— START OF Data for this exercise —
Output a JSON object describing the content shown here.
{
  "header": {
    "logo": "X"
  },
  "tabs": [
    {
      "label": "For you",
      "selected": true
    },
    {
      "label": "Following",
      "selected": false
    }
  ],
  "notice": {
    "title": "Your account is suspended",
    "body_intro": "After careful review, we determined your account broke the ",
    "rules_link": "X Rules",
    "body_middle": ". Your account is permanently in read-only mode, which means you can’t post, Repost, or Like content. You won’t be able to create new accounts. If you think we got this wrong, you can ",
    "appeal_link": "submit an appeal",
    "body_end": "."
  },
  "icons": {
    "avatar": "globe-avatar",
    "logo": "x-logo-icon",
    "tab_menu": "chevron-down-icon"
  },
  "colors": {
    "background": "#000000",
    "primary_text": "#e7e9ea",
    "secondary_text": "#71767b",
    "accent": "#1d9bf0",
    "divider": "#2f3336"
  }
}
— END OF Data for this exercise —
Exercise prompt: Extract every record. Keep wording exact.

Problem solution:
Output a JSON object describing the content shown here.
{
  "header": {
    "logo": "X"
  },
  "tabs": [
    {
      "label": "For you",
      "selected": true
    },
    {
      "label": "Following",
      "selected": false
    }
  ],
  "notice": {
    "title": "Your account is suspended",
    "body_intro": "After careful review, we determined your account broke the ",
    "rules_link": "X Rules",
    "body_middle": ". Your account is permanently in read-only mode, which means you can’t post, Repost, or Like content. You won’t be able to create new accounts. If you think we got this wrong, you can ",
    "appeal_link": "submit an appeal",
    "body_end": "."
  },
  "icons": {
    "avatar": "globe-avatar",
    "logo": "x-logo-icon",
    "tab_menu": "chevron-down-icon"
  },
  "colors": {
    "background": "#000000",
    "primary_text": "#e7e9ea",
    "secondary_text": "#71767b",
    "accent": "#1d9bf0",
    "divider": "#2f3336"
  }
}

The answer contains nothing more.